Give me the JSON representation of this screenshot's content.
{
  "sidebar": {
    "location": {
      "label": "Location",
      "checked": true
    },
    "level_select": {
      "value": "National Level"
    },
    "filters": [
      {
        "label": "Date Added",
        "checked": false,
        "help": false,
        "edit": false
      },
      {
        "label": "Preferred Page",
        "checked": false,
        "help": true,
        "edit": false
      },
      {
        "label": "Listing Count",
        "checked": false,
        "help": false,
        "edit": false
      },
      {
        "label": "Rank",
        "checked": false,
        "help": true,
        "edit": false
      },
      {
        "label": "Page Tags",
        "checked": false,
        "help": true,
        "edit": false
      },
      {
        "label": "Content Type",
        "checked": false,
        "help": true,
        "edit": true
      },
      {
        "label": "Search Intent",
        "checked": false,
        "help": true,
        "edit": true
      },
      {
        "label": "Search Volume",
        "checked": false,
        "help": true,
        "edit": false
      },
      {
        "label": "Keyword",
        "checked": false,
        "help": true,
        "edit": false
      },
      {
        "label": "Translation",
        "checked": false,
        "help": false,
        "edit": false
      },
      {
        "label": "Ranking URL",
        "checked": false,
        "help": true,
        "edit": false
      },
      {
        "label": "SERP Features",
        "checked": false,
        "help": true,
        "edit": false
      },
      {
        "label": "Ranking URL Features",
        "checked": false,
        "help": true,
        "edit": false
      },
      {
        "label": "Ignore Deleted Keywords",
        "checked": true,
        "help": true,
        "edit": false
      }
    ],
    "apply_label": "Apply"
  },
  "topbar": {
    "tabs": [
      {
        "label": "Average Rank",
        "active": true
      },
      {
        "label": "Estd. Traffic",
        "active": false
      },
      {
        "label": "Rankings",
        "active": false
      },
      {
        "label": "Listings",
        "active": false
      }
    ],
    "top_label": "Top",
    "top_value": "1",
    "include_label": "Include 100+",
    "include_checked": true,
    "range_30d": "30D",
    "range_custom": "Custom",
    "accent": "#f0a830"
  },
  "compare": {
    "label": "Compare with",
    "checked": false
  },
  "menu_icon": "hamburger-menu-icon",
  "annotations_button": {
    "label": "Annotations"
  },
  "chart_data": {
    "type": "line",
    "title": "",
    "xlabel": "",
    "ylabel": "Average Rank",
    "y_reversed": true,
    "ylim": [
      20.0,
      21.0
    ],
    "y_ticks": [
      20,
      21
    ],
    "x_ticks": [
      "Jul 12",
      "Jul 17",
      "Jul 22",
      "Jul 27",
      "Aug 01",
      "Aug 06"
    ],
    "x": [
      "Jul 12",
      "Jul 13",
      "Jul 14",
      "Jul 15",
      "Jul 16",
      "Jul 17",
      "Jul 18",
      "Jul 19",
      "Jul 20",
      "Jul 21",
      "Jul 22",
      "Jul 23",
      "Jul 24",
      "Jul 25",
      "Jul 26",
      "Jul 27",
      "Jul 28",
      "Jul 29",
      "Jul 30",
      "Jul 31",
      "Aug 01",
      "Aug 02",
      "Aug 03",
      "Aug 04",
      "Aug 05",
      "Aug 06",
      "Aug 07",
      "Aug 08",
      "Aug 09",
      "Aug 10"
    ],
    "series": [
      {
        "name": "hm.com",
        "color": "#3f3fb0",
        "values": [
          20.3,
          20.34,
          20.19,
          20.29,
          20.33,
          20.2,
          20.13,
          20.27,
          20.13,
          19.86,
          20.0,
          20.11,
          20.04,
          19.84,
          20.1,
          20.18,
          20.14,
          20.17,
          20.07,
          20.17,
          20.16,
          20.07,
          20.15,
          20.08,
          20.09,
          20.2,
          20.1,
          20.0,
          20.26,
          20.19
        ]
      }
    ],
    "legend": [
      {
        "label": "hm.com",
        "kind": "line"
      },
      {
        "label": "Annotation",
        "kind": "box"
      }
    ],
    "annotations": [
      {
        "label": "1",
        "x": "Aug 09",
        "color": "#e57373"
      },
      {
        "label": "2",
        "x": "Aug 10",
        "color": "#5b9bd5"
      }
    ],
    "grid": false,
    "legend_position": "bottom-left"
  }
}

__________

• DIRECTIVE: From the preceding material, extract every line exactly.

• PROBLEM SOLUTION:
Give me the JSON representation of this screenshot's content.
{
  "sidebar": {
    "location": {
      "label": "Location",
      "checked": true
    },
    "level_select": {
      "value": "National Level"
    },
    "filters": [
      {
        "label": "Date Added",
        "checked": false,
        "help": false,
        "edit": false
      },
      {
        "label": "Preferred Page",
        "checked": false,
        "help": true,
        "edit": false
      },
      {
        "label": "Listing Count",
        "checked": false,
        "help": false,
        "edit": false
      },
      {
        "label": "Rank",
        "checked": false,
        "help": true,
        "edit": false
      },
      {
        "label": "Page Tags",
        "checked": false,
        "help": true,
        "edit": false
      },
      {
        "label": "Content Type",
        "checked": false,
        "help": true,
        "edit": true
      },
      {
        "label": "Search Intent",
        "checked": false,
        "help": true,
        "edit": true
      },
      {
        "label": "Search Volume",
        "checked": false,
        "help": true,
        "edit": false
      },
      {
        "label": "Keyword",
        "checked": false,
        "help": true,
        "edit": false
      },
      {
        "label": "Translation",
        "checked": false,
        "help": false,
        "edit": false
      },
      {
        "label": "Ranking URL",
        "checked": false,
        "help": true,
        "edit": false
      },
      {
        "label": "SERP Features",
        "checked": false,
        "help": true,
        "edit": false
      },
      {
        "label": "Ranking URL Features",
        "checked": false,
        "help": true,
        "edit": false
      },
      {
        "label": "Ignore Deleted Keywords",
        "checked": true,
        "help": true,
        "edit": false
      }
    ],
    "apply_label": "Apply"
  },
  "topbar": {
    "tabs": [
      {
        "label": "Average Rank",
        "active": true
      },
      {
        "label": "Estd. Traffic",
        "active": false
      },
      {
        "label": "Rankings",
        "active": false
      },
      {
        "label": "Listings",
        "active": false
      }
    ],
    "top_label": "Top",
    "top_value": "1",
    "include_label": "Include 100+",
    "include_checked": true,
    "range_30d": "30D",
    "range_custom": "Custom",
    "accent": "#f0a830"
  },
  "compare": {
    "label": "Compare with",
    "checked": false
  },
  "menu_icon": "hamburger-menu-icon",
  "annotations_button": {
    "label": "Annotations"
  },
  "chart_data": {
    "type": "line",
    "title": "",
    "xlabel": "",
    "ylabel": "Average Rank",
    "y_reversed": true,
    "ylim": [
      20.0,
      21.0
    ],
    "y_ticks": [
      20,
      21
    ],
    "x_ticks": [
      "Jul 12",
      "Jul 17",
      "Jul 22",
      "Jul 27",
      "Aug 01",
      "Aug 06"
    ],
    "x": [
      "Jul 12",
      "Jul 13",
      "Jul 14",
      "Jul 15",
      "Jul 16",
      "Jul 17",
      "Jul 18",
      "Jul 19",
      "Jul 20",
      "Jul 21",
      "Jul 22",
      "Jul 23",
      "Jul 24",
      "Jul 25",
      "Jul 26",
      "Jul 27",
      "Jul 28",
      "Jul 29",
      "Jul 30",
      "Jul 31",
      "Aug 01",
      "Aug 02",
      "Aug 03",
      "Aug 04",
      "Aug 05",
      "Aug 06",
      "Aug 07",
      "Aug 08",
      "Aug 09",
      "Aug 10"
    ],
    "series": [
      {
        "name": "hm.com",
        "color": "#3f3fb0",
        "values": [
          20.3,
          20.34,
          20.19,
          20.29,
          20.33,
          20.2,
          20.13,
          20.27,
          20.13,
          19.86,
          20.0,
          20.11,
          20.04,
          19.84,
          20.1,
          20.18,
          20.14,
          20.17,
          20.07,
          20.17,
          20.16,
          20.07,
          20.15,
          20.08,
          20.09,
          20.2,
          20.1,
          20.0,
          20.26,
          20.19
        ]
      }
    ],
    "legend": [
      {
        "label": "hm.com",
        "kind": "line"
      },
      {
        "label": "Annotation",
        "kind": "box"
      }
    ],
    "annotations": [
      {
        "label": "1",
        "x": "Aug 09",
        "color": "#e57373"
      },
      {
        "label": "2",
        "x": "Aug 10",
        "color": "#5b9bd5"
      }
    ],
    "grid": false,
    "legend_position": "bottom-left"
  }
}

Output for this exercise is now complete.